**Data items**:
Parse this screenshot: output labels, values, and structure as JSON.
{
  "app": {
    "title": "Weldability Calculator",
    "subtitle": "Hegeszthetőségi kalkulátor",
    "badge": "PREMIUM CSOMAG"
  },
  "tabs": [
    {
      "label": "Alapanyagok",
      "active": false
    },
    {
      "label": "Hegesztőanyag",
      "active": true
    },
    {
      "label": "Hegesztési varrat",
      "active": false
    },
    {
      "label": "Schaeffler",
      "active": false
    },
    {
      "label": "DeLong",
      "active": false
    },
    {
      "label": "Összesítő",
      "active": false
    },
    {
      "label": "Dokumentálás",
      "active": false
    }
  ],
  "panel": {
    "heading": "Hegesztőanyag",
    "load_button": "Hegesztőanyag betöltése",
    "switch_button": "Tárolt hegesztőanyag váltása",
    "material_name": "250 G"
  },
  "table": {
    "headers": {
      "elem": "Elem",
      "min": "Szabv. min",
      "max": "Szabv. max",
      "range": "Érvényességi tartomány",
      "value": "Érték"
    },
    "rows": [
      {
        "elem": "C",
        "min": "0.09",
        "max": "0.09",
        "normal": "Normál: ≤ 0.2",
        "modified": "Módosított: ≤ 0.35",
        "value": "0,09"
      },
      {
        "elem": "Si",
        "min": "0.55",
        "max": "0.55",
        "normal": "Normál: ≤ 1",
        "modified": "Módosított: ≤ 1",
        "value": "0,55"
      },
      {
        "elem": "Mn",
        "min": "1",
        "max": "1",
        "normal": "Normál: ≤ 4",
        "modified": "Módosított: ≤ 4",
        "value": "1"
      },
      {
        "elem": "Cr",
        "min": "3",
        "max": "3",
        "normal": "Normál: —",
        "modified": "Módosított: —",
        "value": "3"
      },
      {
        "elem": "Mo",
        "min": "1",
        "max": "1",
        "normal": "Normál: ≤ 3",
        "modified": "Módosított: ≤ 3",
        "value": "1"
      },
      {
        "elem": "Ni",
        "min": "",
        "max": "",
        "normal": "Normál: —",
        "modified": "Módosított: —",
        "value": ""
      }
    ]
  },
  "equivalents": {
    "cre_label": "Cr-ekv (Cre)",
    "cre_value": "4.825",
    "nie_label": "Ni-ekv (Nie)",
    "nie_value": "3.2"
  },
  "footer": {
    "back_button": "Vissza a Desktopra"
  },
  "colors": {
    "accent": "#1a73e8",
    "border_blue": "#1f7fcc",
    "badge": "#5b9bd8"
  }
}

**What you should do**: Find each line with the string "modified" and copy it out.

**Answer to this task**:
        "modified": "Módosított: ≤ 0.35",
        "modified": "Módosított: ≤ 1",
        "modified": "Módosított: ≤ 4",
        "modified": "Módosított: —",
        "modified": "Módosított: ≤ 3",
        "modified": "Módosított: —",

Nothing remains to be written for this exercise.